# START OF DATASET ROWS
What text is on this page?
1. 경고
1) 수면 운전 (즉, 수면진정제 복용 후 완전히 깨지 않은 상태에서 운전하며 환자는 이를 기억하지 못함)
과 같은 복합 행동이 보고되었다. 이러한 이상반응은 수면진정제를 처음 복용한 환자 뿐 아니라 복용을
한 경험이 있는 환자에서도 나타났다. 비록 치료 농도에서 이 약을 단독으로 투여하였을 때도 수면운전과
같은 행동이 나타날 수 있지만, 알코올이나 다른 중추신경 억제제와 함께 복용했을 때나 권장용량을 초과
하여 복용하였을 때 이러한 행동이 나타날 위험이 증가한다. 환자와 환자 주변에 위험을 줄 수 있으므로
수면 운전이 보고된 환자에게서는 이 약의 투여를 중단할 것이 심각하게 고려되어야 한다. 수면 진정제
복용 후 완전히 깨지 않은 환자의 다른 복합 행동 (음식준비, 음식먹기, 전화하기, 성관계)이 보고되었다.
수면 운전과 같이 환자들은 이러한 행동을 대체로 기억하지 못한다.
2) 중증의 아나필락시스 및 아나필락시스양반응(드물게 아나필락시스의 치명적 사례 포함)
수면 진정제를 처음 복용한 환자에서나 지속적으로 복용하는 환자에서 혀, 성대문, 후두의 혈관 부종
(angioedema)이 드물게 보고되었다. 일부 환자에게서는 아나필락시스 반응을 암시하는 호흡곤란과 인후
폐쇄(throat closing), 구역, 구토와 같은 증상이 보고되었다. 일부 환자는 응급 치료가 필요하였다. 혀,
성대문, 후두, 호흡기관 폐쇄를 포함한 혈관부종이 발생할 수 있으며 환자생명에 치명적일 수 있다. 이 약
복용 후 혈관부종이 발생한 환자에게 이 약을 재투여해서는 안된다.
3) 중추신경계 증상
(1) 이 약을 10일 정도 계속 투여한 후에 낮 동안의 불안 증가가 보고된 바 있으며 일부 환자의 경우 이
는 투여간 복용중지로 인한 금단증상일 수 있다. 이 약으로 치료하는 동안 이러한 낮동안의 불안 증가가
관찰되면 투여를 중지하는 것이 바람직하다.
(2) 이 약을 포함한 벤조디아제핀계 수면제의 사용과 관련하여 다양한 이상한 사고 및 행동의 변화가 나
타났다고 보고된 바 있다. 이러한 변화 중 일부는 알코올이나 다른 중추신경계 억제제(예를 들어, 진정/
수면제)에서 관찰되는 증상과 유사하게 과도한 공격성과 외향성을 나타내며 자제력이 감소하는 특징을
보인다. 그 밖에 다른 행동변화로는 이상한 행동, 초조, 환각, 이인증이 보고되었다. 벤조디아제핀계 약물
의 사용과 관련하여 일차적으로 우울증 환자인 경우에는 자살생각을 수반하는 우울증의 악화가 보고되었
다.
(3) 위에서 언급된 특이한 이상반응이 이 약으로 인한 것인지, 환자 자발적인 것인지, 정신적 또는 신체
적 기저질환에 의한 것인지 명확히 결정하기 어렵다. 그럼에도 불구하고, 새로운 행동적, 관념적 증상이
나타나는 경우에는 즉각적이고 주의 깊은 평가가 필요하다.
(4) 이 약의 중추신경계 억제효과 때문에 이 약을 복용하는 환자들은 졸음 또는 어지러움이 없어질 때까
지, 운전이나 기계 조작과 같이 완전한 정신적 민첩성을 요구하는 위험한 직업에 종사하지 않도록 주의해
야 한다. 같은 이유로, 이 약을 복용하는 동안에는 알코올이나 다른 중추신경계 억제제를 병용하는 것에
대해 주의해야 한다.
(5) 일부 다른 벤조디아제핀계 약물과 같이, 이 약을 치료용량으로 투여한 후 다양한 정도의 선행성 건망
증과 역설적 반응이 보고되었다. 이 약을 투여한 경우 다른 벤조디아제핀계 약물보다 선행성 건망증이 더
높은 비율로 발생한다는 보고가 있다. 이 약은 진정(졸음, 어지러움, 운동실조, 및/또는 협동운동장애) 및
# END OF DATASET ROWS
### JOB
Write out the full listing exactly as given.

### ANSWER TO THE PROBLEM
What text is on this page?
1. 경고
1) 수면 운전 (즉, 수면진정제 복용 후 완전히 깨지 않은 상태에서 운전하며 환자는 이를 기억하지 못함)
과 같은 복합 행동이 보고되었다. 이러한 이상반응은 수면진정제를 처음 복용한 환자 뿐 아니라 복용을
한 경험이 있는 환자에서도 나타났다. 비록 치료 농도에서 이 약을 단독으로 투여하였을 때도 수면운전과
같은 행동이 나타날 수 있지만, 알코올이나 다른 중추신경 억제제와 함께 복용했을 때나 권장용량을 초과
하여 복용하였을 때 이러한 행동이 나타날 위험이 증가한다. 환자와 환자 주변에 위험을 줄 수 있으므로
수면 운전이 보고된 환자에게서는 이 약의 투여를 중단할 것이 심각하게 고려되어야 한다. 수면 진정제
복용 후 완전히 깨지 않은 환자의 다른 복합 행동 (음식준비, 음식먹기, 전화하기, 성관계)이 보고되었다.
수면 운전과 같이 환자들은 이러한 행동을 대체로 기억하지 못한다.
2) 중증의 아나필락시스 및 아나필락시스양반응(드물게 아나필락시스의 치명적 사례 포함)
수면 진정제를 처음 복용한 환자에서나 지속적으로 복용하는 환자에서 혀, 성대문, 후두의 혈관 부종
(angioedema)이 드물게 보고되었다. 일부 환자에게서는 아나필락시스 반응을 암시하는 호흡곤란과 인후
폐쇄(throat closing), 구역, 구토와 같은 증상이 보고되었다. 일부 환자는 응급 치료가 필요하였다. 혀,
성대문, 후두, 호흡기관 폐쇄를 포함한 혈관부종이 발생할 수 있으며 환자생명에 치명적일 수 있다. 이 약
복용 후 혈관부종이 발생한 환자에게 이 약을 재투여해서는 안된다.
3) 중추신경계 증상
(1) 이 약을 10일 정도 계속 투여한 후에 낮 동안의 불안 증가가 보고된 바 있으며 일부 환자의 경우 이
는 투여간 복용중지로 인한 금단증상일 수 있다. 이 약으로 치료하는 동안 이러한 낮동안의 불안 증가가
관찰되면 투여를 중지하는 것이 바람직하다.
(2) 이 약을 포함한 벤조디아제핀계 수면제의 사용과 관련하여 다양한 이상한 사고 및 행동의 변화가 나
타났다고 보고된 바 있다. 이러한 변화 중 일부는 알코올이나 다른 중추신경계 억제제(예를 들어, 진정/
수면제)에서 관찰되는 증상과 유사하게 과도한 공격성과 외향성을 나타내며 자제력이 감소하는 특징을
보인다. 그 밖에 다른 행동변화로는 이상한 행동, 초조, 환각, 이인증이 보고되었다. 벤조디아제핀계 약물
의 사용과 관련하여 일차적으로 우울증 환자인 경우에는 자살생각을 수반하는 우울증의 악화가 보고되었
다.
(3) 위에서 언급된 특이한 이상반응이 이 약으로 인한 것인지, 환자 자발적인 것인지, 정신적 또는 신체
적 기저질환에 의한 것인지 명확히 결정하기 어렵다. 그럼에도 불구하고, 새로운 행동적, 관념적 증상이
나타나는 경우에는 즉각적이고 주의 깊은 평가가 필요하다.
(4) 이 약의 중추신경계 억제효과 때문에 이 약을 복용하는 환자들은 졸음 또는 어지러움이 없어질 때까
지, 운전이나 기계 조작과 같이 완전한 정신적 민첩성을 요구하는 위험한 직업에 종사하지 않도록 주의해
야 한다. 같은 이유로, 이 약을 복용하는 동안에는 알코올이나 다른 중추신경계 억제제를 병용하는 것에
대해 주의해야 한다.
(5) 일부 다른 벤조디아제핀계 약물과 같이, 이 약을 치료용량으로 투여한 후 다양한 정도의 선행성 건망
증과 역설적 반응이 보고되었다. 이 약을 투여한 경우 다른 벤조디아제핀계 약물보다 선행성 건망증이 더
높은 비율로 발생한다는 보고가 있다. 이 약은 진정(졸음, 어지러움, 운동실조, 및/또는 협동운동장애) 및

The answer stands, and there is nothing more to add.